** BEGIN Extracted data **

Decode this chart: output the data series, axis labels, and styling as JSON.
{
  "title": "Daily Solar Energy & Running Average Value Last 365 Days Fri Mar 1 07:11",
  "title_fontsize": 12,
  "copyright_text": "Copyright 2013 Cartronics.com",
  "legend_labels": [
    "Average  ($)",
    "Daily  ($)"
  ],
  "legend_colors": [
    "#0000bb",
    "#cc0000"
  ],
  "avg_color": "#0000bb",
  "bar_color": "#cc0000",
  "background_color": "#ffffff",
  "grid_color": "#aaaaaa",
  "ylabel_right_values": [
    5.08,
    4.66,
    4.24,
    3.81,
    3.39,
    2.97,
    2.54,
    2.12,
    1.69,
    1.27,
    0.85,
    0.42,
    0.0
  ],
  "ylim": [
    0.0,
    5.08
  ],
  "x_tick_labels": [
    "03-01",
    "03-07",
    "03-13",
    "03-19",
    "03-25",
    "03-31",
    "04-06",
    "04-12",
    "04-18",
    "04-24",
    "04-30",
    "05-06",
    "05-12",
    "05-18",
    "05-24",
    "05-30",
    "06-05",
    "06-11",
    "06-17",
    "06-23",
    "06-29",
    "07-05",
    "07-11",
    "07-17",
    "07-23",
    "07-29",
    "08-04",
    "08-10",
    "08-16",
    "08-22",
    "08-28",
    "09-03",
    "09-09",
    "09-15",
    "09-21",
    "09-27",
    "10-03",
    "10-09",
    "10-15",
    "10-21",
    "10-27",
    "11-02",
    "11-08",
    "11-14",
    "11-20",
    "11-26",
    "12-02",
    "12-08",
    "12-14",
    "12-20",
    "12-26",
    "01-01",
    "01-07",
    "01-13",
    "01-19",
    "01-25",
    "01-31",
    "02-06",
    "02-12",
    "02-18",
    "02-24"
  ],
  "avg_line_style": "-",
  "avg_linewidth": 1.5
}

** END Extracted data **
** BEGIN Extracted data **

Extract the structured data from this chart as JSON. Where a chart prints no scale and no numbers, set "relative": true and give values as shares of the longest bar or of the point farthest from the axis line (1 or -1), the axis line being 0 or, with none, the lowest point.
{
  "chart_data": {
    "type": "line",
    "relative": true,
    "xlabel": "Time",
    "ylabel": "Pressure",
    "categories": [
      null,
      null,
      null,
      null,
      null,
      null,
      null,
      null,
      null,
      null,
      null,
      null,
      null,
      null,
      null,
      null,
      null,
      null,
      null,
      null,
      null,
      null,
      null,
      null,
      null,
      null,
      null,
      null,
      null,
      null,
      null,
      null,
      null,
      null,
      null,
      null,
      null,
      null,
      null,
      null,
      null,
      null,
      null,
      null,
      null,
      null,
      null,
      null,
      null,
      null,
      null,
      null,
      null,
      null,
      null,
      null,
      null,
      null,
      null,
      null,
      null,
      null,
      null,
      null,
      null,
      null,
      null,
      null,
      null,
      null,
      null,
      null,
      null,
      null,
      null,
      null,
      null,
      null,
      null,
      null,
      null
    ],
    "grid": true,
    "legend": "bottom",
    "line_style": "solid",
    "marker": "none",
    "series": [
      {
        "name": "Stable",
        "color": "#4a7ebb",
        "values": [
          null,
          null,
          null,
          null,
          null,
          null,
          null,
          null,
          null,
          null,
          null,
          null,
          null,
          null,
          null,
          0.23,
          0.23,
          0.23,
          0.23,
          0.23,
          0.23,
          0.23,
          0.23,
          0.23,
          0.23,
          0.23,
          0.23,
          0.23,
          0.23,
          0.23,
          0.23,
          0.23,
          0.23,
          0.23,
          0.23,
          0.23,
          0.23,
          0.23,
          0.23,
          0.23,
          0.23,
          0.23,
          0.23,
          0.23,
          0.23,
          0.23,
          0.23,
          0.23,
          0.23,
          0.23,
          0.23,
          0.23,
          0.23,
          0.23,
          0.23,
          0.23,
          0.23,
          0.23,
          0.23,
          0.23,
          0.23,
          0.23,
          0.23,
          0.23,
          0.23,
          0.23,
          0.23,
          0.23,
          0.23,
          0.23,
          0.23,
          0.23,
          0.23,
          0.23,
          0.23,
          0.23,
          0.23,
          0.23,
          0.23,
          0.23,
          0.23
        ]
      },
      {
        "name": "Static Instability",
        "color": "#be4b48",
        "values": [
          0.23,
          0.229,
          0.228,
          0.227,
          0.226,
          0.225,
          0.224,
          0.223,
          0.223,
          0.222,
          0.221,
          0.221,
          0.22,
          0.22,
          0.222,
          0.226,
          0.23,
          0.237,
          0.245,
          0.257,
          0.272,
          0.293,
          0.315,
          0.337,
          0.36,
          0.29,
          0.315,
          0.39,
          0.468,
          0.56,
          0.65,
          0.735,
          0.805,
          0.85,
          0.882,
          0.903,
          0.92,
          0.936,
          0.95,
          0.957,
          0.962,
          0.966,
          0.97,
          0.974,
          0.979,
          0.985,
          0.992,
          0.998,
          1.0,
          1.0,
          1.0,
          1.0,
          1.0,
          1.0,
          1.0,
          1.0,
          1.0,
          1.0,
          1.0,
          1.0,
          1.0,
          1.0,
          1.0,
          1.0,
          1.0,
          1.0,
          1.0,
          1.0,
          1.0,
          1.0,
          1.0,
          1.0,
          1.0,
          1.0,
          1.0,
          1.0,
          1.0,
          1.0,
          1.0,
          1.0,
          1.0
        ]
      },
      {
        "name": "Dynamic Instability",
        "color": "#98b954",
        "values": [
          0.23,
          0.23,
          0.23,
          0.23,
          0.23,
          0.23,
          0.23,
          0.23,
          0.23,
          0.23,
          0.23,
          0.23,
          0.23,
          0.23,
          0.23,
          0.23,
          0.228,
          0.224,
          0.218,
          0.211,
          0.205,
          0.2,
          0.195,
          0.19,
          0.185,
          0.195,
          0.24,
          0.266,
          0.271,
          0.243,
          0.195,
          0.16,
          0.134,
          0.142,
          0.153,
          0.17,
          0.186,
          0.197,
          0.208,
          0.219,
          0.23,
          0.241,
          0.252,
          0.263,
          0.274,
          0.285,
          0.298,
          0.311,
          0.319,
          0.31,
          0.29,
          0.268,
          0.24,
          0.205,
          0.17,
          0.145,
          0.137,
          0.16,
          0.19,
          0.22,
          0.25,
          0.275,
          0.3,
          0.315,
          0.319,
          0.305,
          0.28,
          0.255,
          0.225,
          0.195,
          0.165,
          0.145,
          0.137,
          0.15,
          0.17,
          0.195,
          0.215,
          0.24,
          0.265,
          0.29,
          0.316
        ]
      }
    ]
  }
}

** END Extracted data **
** BEGIN Extracted data **

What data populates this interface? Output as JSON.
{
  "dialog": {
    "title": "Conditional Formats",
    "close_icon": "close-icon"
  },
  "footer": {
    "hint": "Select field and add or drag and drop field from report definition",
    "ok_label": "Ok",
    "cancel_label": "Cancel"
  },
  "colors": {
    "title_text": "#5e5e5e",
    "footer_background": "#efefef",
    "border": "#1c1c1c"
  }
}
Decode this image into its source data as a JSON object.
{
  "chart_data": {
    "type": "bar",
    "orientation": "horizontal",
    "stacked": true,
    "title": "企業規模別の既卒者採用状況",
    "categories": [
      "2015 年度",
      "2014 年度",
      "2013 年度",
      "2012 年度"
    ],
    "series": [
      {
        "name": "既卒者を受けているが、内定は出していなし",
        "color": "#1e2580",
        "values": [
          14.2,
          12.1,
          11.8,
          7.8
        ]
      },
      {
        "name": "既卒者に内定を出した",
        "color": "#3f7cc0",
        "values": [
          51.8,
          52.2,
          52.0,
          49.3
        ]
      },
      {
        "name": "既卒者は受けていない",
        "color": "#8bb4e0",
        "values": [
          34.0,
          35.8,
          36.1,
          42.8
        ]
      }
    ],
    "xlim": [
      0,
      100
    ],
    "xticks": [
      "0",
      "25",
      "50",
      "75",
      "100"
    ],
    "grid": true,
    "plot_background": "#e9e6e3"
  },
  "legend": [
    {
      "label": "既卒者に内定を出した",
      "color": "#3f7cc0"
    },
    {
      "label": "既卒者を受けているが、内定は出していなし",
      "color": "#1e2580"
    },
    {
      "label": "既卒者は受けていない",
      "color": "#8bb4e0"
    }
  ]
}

** END Extracted data **

## [Your instructions]
Write the number of lines containing the word "relative" and nothing besides it.

## [Response to this exercise]
2